# Excerpted data:
-=-=-
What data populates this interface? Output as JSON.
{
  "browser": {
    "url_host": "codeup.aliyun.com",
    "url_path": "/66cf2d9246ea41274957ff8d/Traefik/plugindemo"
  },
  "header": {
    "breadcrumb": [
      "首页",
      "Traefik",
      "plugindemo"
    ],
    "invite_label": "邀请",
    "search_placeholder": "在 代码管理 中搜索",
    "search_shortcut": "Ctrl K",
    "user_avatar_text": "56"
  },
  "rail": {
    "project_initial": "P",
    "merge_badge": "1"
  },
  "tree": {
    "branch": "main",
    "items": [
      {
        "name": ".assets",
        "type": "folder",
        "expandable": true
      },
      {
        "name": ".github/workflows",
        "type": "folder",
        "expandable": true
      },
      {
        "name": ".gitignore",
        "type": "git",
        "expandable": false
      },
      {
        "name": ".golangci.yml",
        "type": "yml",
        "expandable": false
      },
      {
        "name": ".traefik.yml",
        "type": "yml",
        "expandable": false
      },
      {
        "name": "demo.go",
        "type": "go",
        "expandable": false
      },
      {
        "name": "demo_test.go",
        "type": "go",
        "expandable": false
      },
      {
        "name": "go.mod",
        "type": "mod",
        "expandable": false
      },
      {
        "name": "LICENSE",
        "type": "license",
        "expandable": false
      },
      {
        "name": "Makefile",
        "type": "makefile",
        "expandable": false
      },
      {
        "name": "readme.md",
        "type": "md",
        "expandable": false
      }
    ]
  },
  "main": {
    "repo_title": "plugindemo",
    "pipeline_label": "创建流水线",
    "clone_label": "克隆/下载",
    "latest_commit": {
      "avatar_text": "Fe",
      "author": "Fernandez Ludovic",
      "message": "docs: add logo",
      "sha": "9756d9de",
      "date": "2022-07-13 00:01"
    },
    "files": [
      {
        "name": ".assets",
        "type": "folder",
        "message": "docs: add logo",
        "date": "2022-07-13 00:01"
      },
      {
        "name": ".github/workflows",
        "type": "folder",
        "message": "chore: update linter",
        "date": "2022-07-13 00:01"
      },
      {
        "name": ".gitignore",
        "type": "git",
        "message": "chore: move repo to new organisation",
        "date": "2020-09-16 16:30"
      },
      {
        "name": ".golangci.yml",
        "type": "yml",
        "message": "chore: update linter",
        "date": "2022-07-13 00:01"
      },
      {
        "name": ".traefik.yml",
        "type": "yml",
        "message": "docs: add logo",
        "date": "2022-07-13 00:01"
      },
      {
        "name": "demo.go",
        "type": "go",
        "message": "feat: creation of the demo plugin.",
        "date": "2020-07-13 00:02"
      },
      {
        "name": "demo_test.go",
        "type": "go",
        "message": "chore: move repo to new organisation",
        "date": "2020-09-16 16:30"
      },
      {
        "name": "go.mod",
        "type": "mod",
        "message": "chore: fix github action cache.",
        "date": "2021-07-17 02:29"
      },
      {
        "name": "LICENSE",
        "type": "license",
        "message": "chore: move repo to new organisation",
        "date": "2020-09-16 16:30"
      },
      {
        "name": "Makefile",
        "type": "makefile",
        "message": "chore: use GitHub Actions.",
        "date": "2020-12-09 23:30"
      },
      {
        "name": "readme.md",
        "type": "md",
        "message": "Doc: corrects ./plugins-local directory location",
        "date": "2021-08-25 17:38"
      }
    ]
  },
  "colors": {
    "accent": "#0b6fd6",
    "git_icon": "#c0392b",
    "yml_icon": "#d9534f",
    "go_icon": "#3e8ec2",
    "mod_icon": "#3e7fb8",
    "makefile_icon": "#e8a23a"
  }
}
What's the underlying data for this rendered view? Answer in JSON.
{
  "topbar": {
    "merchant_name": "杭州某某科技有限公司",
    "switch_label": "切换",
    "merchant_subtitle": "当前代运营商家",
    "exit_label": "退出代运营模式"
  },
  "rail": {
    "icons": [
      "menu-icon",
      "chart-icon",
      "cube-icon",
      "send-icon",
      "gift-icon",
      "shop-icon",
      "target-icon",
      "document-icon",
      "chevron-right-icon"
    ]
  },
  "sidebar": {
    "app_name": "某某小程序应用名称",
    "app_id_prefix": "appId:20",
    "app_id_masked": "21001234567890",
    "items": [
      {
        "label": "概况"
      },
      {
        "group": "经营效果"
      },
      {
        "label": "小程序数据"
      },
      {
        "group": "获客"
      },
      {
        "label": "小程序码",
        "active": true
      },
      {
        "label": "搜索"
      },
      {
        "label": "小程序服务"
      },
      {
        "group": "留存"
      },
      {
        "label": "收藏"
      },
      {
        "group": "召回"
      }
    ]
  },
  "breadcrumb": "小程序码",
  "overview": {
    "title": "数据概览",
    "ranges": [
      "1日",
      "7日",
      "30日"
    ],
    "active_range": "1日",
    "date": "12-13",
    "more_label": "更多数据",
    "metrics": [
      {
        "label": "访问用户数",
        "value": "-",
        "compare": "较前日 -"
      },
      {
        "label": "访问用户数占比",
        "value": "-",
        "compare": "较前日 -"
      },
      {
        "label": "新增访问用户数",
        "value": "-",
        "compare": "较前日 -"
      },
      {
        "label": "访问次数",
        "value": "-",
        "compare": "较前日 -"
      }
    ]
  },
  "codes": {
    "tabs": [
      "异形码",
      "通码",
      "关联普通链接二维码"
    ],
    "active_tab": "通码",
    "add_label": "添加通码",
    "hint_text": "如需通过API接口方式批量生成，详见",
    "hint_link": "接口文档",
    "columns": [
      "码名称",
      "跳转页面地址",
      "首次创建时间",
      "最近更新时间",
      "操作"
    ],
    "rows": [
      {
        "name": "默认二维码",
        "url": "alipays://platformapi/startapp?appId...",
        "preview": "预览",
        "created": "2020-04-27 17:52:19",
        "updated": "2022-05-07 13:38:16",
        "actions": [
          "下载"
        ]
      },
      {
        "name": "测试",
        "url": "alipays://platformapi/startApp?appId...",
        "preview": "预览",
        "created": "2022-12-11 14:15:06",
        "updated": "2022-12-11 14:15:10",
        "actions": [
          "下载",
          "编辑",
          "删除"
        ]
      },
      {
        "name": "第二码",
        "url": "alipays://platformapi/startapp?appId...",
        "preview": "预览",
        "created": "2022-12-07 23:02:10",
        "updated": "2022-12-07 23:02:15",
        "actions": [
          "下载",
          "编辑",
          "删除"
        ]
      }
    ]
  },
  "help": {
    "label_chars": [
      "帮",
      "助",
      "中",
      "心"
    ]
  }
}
-=-=-
# Written request:
Nothing may be left out: return each entry exactly as it reads.

# Result of the task:
What data populates this interface? Output as JSON.
{
  "browser": {
    "url_host": "codeup.aliyun.com",
    "url_path": "/66cf2d9246ea41274957ff8d/Traefik/plugindemo"
  },
  "header": {
    "breadcrumb": [
      "首页",
      "Traefik",
      "plugindemo"
    ],
    "invite_label": "邀请",
    "search_placeholder": "在 代码管理 中搜索",
    "search_shortcut": "Ctrl K",
    "user_avatar_text": "56"
  },
  "rail": {
    "project_initial": "P",
    "merge_badge": "1"
  },
  "tree": {
    "branch": "main",
    "items": [
      {
        "name": ".assets",
        "type": "folder",
        "expandable": true
      },
      {
        "name": ".github/workflows",
        "type": "folder",
        "expandable": true
      },
      {
        "name": ".gitignore",
        "type": "git",
        "expandable": false
      },
      {
        "name": ".golangci.yml",
        "type": "yml",
        "expandable": false
      },
      {
        "name": ".traefik.yml",
        "type": "yml",
        "expandable": false
      },
      {
        "name": "demo.go",
        "type": "go",
        "expandable": false
      },
      {
        "name": "demo_test.go",
        "type": "go",
        "expandable": false
      },
      {
        "name": "go.mod",
        "type": "mod",
        "expandable": false
      },
      {
        "name": "LICENSE",
        "type": "license",
        "expandable": false
      },
      {
        "name": "Makefile",
        "type": "makefile",
        "expandable": false
      },
      {
        "name": "readme.md",
        "type": "md",
        "expandable": false
      }
    ]
  },
  "main": {
    "repo_title": "plugindemo",
    "pipeline_label": "创建流水线",
    "clone_label": "克隆/下载",
    "latest_commit": {
      "avatar_text": "Fe",
      "author": "Fernandez Ludovic",
      "message": "docs: add logo",
      "sha": "9756d9de",
      "date": "2022-07-13 00:01"
    },
    "files": [
      {
        "name": ".assets",
        "type": "folder",
        "message": "docs: add logo",
        "date": "2022-07-13 00:01"
      },
      {
        "name": ".github/workflows",
        "type": "folder",
        "message": "chore: update linter",
        "date": "2022-07-13 00:01"
      },
      {
        "name": ".gitignore",
        "type": "git",
        "message": "chore: move repo to new organisation",
        "date": "2020-09-16 16:30"
      },
      {
        "name": ".golangci.yml",
        "type": "yml",
        "message": "chore: update linter",
        "date": "2022-07-13 00:01"
      },
      {
        "name": ".traefik.yml",
        "type": "yml",
        "message": "docs: add logo",
        "date": "2022-07-13 00:01"
      },
      {
        "name": "demo.go",
        "type": "go",
        "message": "feat: creation of the demo plugin.",
        "date": "2020-07-13 00:02"
      },
      {
        "name": "demo_test.go",
        "type": "go",
        "message": "chore: move repo to new organisation",
        "date": "2020-09-16 16:30"
      },
      {
        "name": "go.mod",
        "type": "mod",
        "message": "chore: fix github action cache.",
        "date": "2021-07-17 02:29"
      },
      {
        "name": "LICENSE",
        "type": "license",
        "message": "chore: move repo to new organisation",
        "date": "2020-09-16 16:30"
      },
      {
        "name": "Makefile",
        "type": "makefile",
        "message": "chore: use GitHub Actions.",
        "date": "2020-12-09 23:30"
      },
      {
        "name": "readme.md",
        "type": "md",
        "message": "Doc: corrects ./plugins-local directory location",
        "date": "2021-08-25 17:38"
      }
    ]
  },
  "colors": {
    "accent": "#0b6fd6",
    "git_icon": "#c0392b",
    "yml_icon": "#d9534f",
    "go_icon": "#3e8ec2",
    "mod_icon": "#3e7fb8",
    "makefile_icon": "#e8a23a"
  }
}
What's the underlying data for this rendered view? Answer in JSON.
{
  "topbar": {
    "merchant_name": "杭州某某科技有限公司",
    "switch_label": "切换",
    "merchant_subtitle": "当前代运营商家",
    "exit_label": "退出代运营模式"
  },
  "rail": {
    "icons": [
      "menu-icon",
      "chart-icon",
      "cube-icon",
      "send-icon",
      "gift-icon",
      "shop-icon",
      "target-icon",
      "document-icon",
      "chevron-right-icon"
    ]
  },
  "sidebar": {
    "app_name": "某某小程序应用名称",
    "app_id_prefix": "appId:20",
    "app_id_masked": "21001234567890",
    "items": [
      {
        "label": "概况"
      },
      {
        "group": "经营效果"
      },
      {
        "label": "小程序数据"
      },
      {
        "group": "获客"
      },
      {
        "label": "小程序码",
        "active": true
      },
      {
        "label": "搜索"
      },
      {
        "label": "小程序服务"
      },
      {
        "group": "留存"
      },
      {
        "label": "收藏"
      },
      {
        "group": "召回"
      }
    ]
  },
  "breadcrumb": "小程序码",
  "overview": {
    "title": "数据概览",
    "ranges": [
      "1日",
      "7日",
      "30日"
    ],
    "active_range": "1日",
    "date": "12-13",
    "more_label": "更多数据",
    "metrics": [
      {
        "label": "访问用户数",
        "value": "-",
        "compare": "较前日 -"
      },
      {
        "label": "访问用户数占比",
        "value": "-",
        "compare": "较前日 -"
      },
      {
        "label": "新增访问用户数",
        "value": "-",
        "compare": "较前日 -"
      },
      {
        "label": "访问次数",
        "value": "-",
        "compare": "较前日 -"
      }
    ]
  },
  "codes": {
    "tabs": [
      "异形码",
      "通码",
      "关联普通链接二维码"
    ],
    "active_tab": "通码",
    "add_label": "添加通码",
    "hint_text": "如需通过API接口方式批量生成，详见",
    "hint_link": "接口文档",
    "columns": [
      "码名称",
      "跳转页面地址",
      "首次创建时间",
      "最近更新时间",
      "操作"
    ],
    "rows": [
      {
        "name": "默认二维码",
        "url": "alipays://platformapi/startapp?appId...",
        "preview": "预览",
        "created": "2020-04-27 17:52:19",
        "updated": "2022-05-07 13:38:16",
        "actions": [
          "下载"
        ]
      },
      {
        "name": "测试",
        "url": "alipays://platformapi/startApp?appId...",
        "preview": "预览",
        "created": "2022-12-11 14:15:06",
        "updated": "2022-12-11 14:15:10",
        "actions": [
          "下载",
          "编辑",
          "删除"
        ]
      },
      {
        "name": "第二码",
        "url": "alipays://platformapi/startapp?appId...",
        "preview": "预览",
        "created": "2022-12-07 23:02:10",
        "updated": "2022-12-07 23:02:15",
        "actions": [
          "下载",
          "编辑",
          "删除"
        ]
      }
    ]
  },
  "help": {
    "label_chars": [
      "帮",
      "助",
      "中",
      "心"
    ]
  }
}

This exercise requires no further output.